What the task requires - Where a line holds the string "white", return that line.

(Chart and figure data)
** start **

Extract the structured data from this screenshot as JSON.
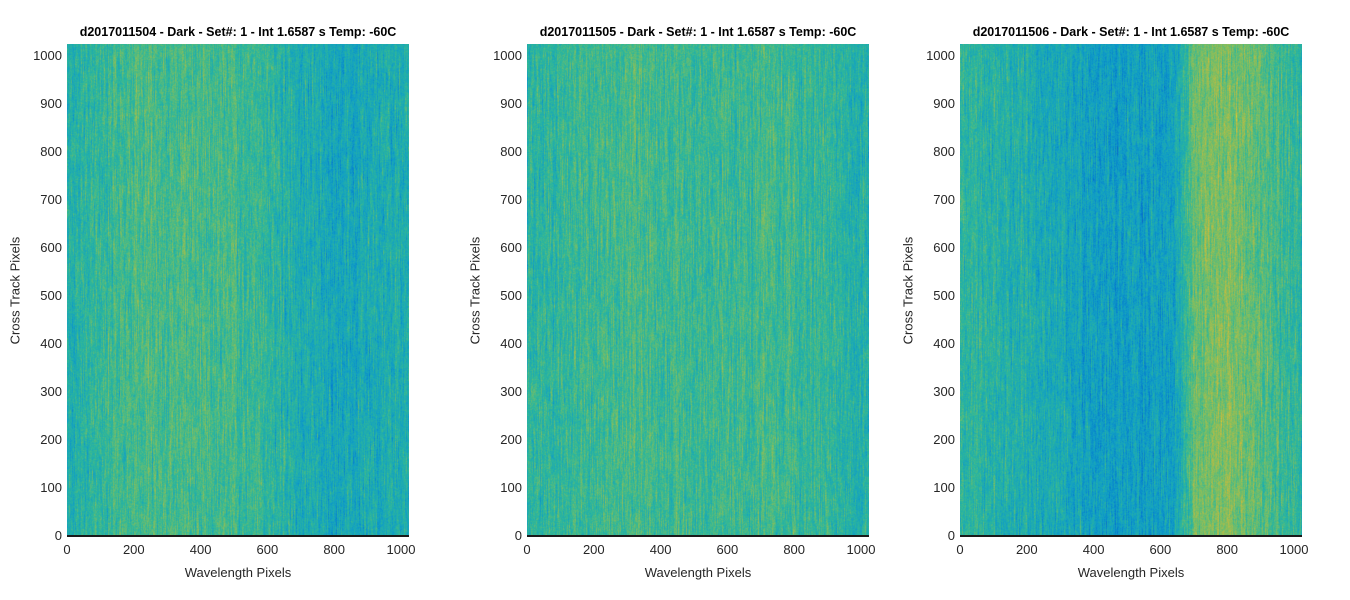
{
  "chart_data": [
    {
      "type": "heatmap",
      "title": "d2017011504 - Dark - Set#: 1 - Int 1.6587 s Temp: -60C",
      "xlabel": "Wavelength Pixels",
      "ylabel": "Cross Track Pixels",
      "xlim": [
        0,
        1024
      ],
      "ylim": [
        0,
        1024
      ],
      "xticks": [
        "0",
        "200",
        "400",
        "600",
        "800",
        "1000"
      ],
      "yticks": [
        "0",
        "100",
        "200",
        "300",
        "400",
        "500",
        "600",
        "700",
        "800",
        "900",
        "1000"
      ],
      "colormap": "parula",
      "base_level": 0.52,
      "column_profile": [
        [
          0,
          0.5
        ],
        [
          200,
          0.6
        ],
        [
          500,
          0.58
        ],
        [
          800,
          0.44
        ],
        [
          1024,
          0.5
        ]
      ]
    },
    {
      "type": "heatmap",
      "title": "d2017011505 - Dark - Set#: 1 - Int 1.6587 s Temp: -60C",
      "xlabel": "Wavelength Pixels",
      "ylabel": "Cross Track Pixels",
      "xlim": [
        0,
        1024
      ],
      "ylim": [
        0,
        1024
      ],
      "xticks": [
        "0",
        "200",
        "400",
        "600",
        "800",
        "1000"
      ],
      "yticks": [
        "0",
        "100",
        "200",
        "300",
        "400",
        "500",
        "600",
        "700",
        "800",
        "900",
        "1000"
      ],
      "colormap": "parula",
      "base_level": 0.55,
      "column_profile": [
        [
          0,
          0.52
        ],
        [
          300,
          0.6
        ],
        [
          500,
          0.56
        ],
        [
          750,
          0.58
        ],
        [
          1024,
          0.5
        ]
      ]
    },
    {
      "type": "heatmap",
      "title": "d2017011506 - Dark - Set#: 1 - Int 1.6587 s Temp: -60C",
      "xlabel": "Wavelength Pixels",
      "ylabel": "Cross Track Pixels",
      "xlim": [
        0,
        1024
      ],
      "ylim": [
        0,
        1024
      ],
      "xticks": [
        "0",
        "200",
        "400",
        "600",
        "800",
        "1000"
      ],
      "yticks": [
        "0",
        "100",
        "200",
        "300",
        "400",
        "500",
        "600",
        "700",
        "800",
        "900",
        "1000"
      ],
      "colormap": "parula",
      "base_level": 0.5,
      "column_profile": [
        [
          0,
          0.54
        ],
        [
          200,
          0.48
        ],
        [
          450,
          0.4
        ],
        [
          640,
          0.42
        ],
        [
          700,
          0.66
        ],
        [
          800,
          0.7
        ],
        [
          900,
          0.62
        ],
        [
          1024,
          0.52
        ]
      ]
    }
  ]
}
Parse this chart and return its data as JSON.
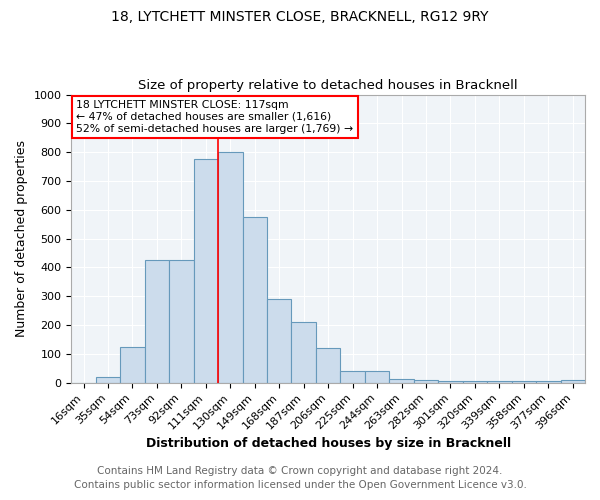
{
  "title1": "18, LYTCHETT MINSTER CLOSE, BRACKNELL, RG12 9RY",
  "title2": "Size of property relative to detached houses in Bracknell",
  "xlabel": "Distribution of detached houses by size in Bracknell",
  "ylabel": "Number of detached properties",
  "footer1": "Contains HM Land Registry data © Crown copyright and database right 2024.",
  "footer2": "Contains public sector information licensed under the Open Government Licence v3.0.",
  "bar_color": "#ccdcec",
  "bar_edge_color": "#6699bb",
  "categories": [
    "16sqm",
    "35sqm",
    "54sqm",
    "73sqm",
    "92sqm",
    "111sqm",
    "130sqm",
    "149sqm",
    "168sqm",
    "187sqm",
    "206sqm",
    "225sqm",
    "244sqm",
    "263sqm",
    "282sqm",
    "301sqm",
    "320sqm",
    "339sqm",
    "358sqm",
    "377sqm",
    "396sqm"
  ],
  "values": [
    0,
    20,
    125,
    425,
    425,
    775,
    800,
    575,
    290,
    210,
    120,
    40,
    40,
    12,
    10,
    5,
    5,
    5,
    5,
    5,
    8
  ],
  "ylim": [
    0,
    1000
  ],
  "yticks": [
    0,
    100,
    200,
    300,
    400,
    500,
    600,
    700,
    800,
    900,
    1000
  ],
  "red_line_x": 5.5,
  "annotation_text": "18 LYTCHETT MINSTER CLOSE: 117sqm\n← 47% of detached houses are smaller (1,616)\n52% of semi-detached houses are larger (1,769) →",
  "annotation_box_color": "white",
  "annotation_border_color": "red",
  "bg_color": "#f0f4f8",
  "plot_bg_color": "#e8eef4",
  "grid_color": "white",
  "title1_fontsize": 10,
  "title2_fontsize": 9.5,
  "xlabel_fontsize": 9,
  "ylabel_fontsize": 9,
  "tick_fontsize": 8,
  "footer_fontsize": 7.5
}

** end **

Task result -
  "annotation_box_color": "white",
  "grid_color": "white",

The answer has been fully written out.